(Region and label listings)
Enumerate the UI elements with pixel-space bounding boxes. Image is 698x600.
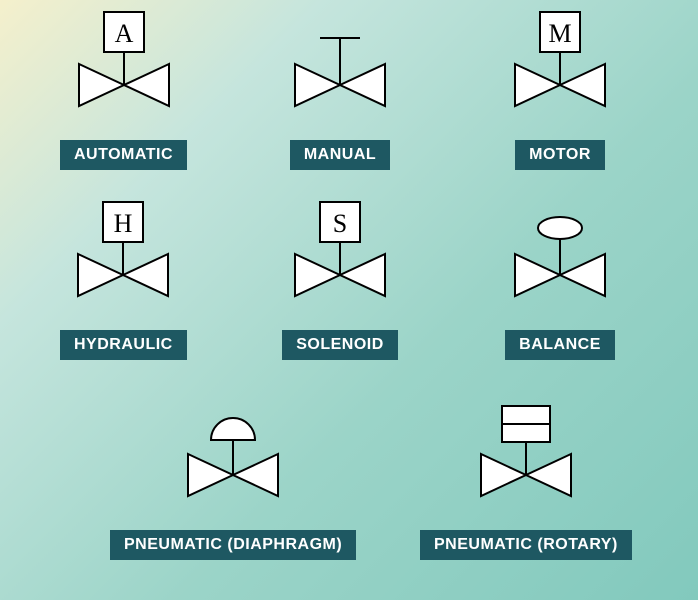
label-motor: MOTOR: [515, 140, 605, 170]
actuator-letter: M: [548, 19, 571, 48]
label-pneumatic-rotary: PNEUMATIC (ROTARY): [420, 530, 632, 560]
symbol-pneumatic-rotary: [466, 400, 586, 520]
cell-hydraulic: H HYDRAULIC: [60, 200, 187, 360]
cell-balance: BALANCE: [500, 200, 620, 360]
cell-solenoid: S SOLENOID: [280, 200, 400, 360]
label-solenoid: SOLENOID: [282, 330, 398, 360]
cell-motor: M MOTOR: [500, 10, 620, 170]
label-hydraulic: HYDRAULIC: [60, 330, 187, 360]
label-pneumatic-diaphragm: PNEUMATIC (DIAPHRAGM): [110, 530, 356, 560]
cell-pneumatic-rotary: PNEUMATIC (ROTARY): [420, 400, 632, 560]
cell-pneumatic-diaphragm: PNEUMATIC (DIAPHRAGM): [110, 400, 356, 560]
symbol-pneumatic-diaphragm: [173, 400, 293, 520]
actuator-letter: S: [333, 209, 347, 238]
symbol-motor: M: [500, 10, 620, 130]
cell-manual: MANUAL: [280, 10, 400, 170]
symbol-balance: [500, 200, 620, 320]
cell-automatic: A AUTOMATIC: [60, 10, 187, 170]
symbol-automatic: A: [64, 10, 184, 130]
symbol-solenoid: S: [280, 200, 400, 320]
symbol-manual: [280, 10, 400, 130]
actuator-letter: H: [114, 209, 133, 238]
label-balance: BALANCE: [505, 330, 615, 360]
symbol-hydraulic: H: [63, 200, 183, 320]
label-automatic: AUTOMATIC: [60, 140, 187, 170]
valve-actuator-diagram: A AUTOMATIC MANUAL M MOTOR H: [0, 0, 698, 600]
label-manual: MANUAL: [290, 140, 390, 170]
actuator-letter: A: [114, 19, 133, 48]
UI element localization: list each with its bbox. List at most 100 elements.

### Do this
Print the lines of the records above exactly, starting at the line that contains "label-motor: MOTOR: [515, 140, 605, 170]" and ending after the line that contains "label-manual: MANUAL: [290, 140, 390, 170]".

### Worked answer
label-motor: MOTOR: [515, 140, 605, 170]
actuator-letter: M: [548, 19, 571, 48]
label-pneumatic-rotary: PNEUMATIC (ROTARY): [420, 530, 632, 560]
symbol-pneumatic-rotary: [466, 400, 586, 520]
cell-hydraulic: H HYDRAULIC: [60, 200, 187, 360]
cell-balance: BALANCE: [500, 200, 620, 360]
cell-solenoid: S SOLENOID: [280, 200, 400, 360]
label-solenoid: SOLENOID: [282, 330, 398, 360]
cell-motor: M MOTOR: [500, 10, 620, 170]
label-hydraulic: HYDRAULIC: [60, 330, 187, 360]
label-pneumatic-diaphragm: PNEUMATIC (DIAPHRAGM): [110, 530, 356, 560]
cell-pneumatic-rotary: PNEUMATIC (ROTARY): [420, 400, 632, 560]
cell-pneumatic-diaphragm: PNEUMATIC (DIAPHRAGM): [110, 400, 356, 560]
symbol-pneumatic-diaphragm: [173, 400, 293, 520]
actuator-letter: S: [333, 209, 347, 238]
symbol-motor: M: [500, 10, 620, 130]
cell-manual: MANUAL: [280, 10, 400, 170]
symbol-balance: [500, 200, 620, 320]
cell-automatic: A AUTOMATIC: [60, 10, 187, 170]
symbol-automatic: A: [64, 10, 184, 130]
symbol-solenoid: S: [280, 200, 400, 320]
symbol-manual: [280, 10, 400, 130]
actuator-letter: H: [114, 209, 133, 238]
label-balance: BALANCE: [505, 330, 615, 360]
symbol-hydraulic: H: [63, 200, 183, 320]
label-automatic: AUTOMATIC: [60, 140, 187, 170]
valve-actuator-diagram: A AUTOMATIC MANUAL M MOTOR H: [0, 0, 698, 600]
label-manual: MANUAL: [290, 140, 390, 170]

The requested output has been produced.